Records supplied
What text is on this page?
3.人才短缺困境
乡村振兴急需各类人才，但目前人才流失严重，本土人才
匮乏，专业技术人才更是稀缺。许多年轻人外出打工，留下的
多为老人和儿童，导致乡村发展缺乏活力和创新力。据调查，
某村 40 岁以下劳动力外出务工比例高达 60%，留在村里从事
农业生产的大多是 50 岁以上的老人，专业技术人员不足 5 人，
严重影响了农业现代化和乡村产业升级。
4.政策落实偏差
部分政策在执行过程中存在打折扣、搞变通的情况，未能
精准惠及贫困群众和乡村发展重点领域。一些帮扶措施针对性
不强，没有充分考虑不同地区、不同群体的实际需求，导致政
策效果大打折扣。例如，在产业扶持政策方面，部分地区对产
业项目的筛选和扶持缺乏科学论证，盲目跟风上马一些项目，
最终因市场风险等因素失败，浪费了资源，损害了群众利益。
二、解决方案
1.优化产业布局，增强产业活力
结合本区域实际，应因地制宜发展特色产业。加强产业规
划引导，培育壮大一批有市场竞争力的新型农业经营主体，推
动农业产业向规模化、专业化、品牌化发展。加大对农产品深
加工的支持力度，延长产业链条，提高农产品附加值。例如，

...

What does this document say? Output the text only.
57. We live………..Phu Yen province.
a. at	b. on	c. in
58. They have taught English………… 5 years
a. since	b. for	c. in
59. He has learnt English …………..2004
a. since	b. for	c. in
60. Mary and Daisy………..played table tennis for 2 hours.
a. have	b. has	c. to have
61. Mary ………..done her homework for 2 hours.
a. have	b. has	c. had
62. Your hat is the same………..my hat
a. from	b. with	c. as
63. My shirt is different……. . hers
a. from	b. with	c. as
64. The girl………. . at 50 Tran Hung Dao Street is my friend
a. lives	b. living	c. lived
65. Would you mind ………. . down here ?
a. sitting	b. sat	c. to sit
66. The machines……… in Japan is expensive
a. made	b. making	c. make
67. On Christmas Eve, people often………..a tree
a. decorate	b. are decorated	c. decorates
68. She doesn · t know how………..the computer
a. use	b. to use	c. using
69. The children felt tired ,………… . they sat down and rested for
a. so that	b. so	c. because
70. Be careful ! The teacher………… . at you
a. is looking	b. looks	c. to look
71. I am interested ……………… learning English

Task goal
Using the listing above, show each line holding the string "this".

Written reply
What text is on this page?
What does this document say? Output the text only.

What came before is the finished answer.